- **Exercise requirements**:
Reproduce each line exactly, including spacing and punctuation.

(Items from a data source)
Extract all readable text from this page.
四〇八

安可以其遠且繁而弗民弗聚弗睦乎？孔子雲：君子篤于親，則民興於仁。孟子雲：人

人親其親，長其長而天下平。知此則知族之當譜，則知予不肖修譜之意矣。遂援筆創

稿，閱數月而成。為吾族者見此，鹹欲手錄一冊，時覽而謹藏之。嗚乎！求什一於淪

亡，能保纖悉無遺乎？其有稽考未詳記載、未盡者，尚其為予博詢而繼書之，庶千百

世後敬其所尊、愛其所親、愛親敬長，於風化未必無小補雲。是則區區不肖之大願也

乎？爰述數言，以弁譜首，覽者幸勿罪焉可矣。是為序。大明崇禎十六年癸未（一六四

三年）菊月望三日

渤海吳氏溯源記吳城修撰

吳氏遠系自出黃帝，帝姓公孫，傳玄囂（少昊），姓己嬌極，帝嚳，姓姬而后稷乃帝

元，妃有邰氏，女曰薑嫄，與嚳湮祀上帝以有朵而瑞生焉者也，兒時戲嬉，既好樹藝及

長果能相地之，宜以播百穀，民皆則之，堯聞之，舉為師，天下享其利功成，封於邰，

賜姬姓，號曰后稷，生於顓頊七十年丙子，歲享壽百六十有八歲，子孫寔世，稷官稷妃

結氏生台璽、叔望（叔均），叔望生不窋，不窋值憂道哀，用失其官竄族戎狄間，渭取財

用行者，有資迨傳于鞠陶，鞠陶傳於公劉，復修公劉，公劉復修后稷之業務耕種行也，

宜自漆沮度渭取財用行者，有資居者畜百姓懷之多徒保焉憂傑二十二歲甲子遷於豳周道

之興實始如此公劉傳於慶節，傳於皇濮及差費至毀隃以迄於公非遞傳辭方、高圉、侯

- **Problem solution**:
Extract all readable text from this page.
四〇八

安可以其遠且繁而弗民弗聚弗睦乎？孔子雲：君子篤于親，則民興於仁。孟子雲：人

人親其親，長其長而天下平。知此則知族之當譜，則知予不肖修譜之意矣。遂援筆創

稿，閱數月而成。為吾族者見此，鹹欲手錄一冊，時覽而謹藏之。嗚乎！求什一於淪

亡，能保纖悉無遺乎？其有稽考未詳記載、未盡者，尚其為予博詢而繼書之，庶千百

世後敬其所尊、愛其所親、愛親敬長，於風化未必無小補雲。是則區區不肖之大願也

乎？爰述數言，以弁譜首，覽者幸勿罪焉可矣。是為序。大明崇禎十六年癸未（一六四

三年）菊月望三日

渤海吳氏溯源記吳城修撰

吳氏遠系自出黃帝，帝姓公孫，傳玄囂（少昊），姓己嬌極，帝嚳，姓姬而后稷乃帝

元，妃有邰氏，女曰薑嫄，與嚳湮祀上帝以有朵而瑞生焉者也，兒時戲嬉，既好樹藝及

長果能相地之，宜以播百穀，民皆則之，堯聞之，舉為師，天下享其利功成，封於邰，

賜姬姓，號曰后稷，生於顓頊七十年丙子，歲享壽百六十有八歲，子孫寔世，稷官稷妃

結氏生台璽、叔望（叔均），叔望生不窋，不窋值憂道哀，用失其官竄族戎狄間，渭取財

用行者，有資迨傳于鞠陶，鞠陶傳於公劉，復修公劉，公劉復修后稷之業務耕種行也，

宜自漆沮度渭取財用行者，有資居者畜百姓懷之多徒保焉憂傑二十二歲甲子遷於豳周道

之興實始如此公劉傳於慶節，傳於皇濮及差費至毀隃以迄於公非遞傳辭方、高圉、侯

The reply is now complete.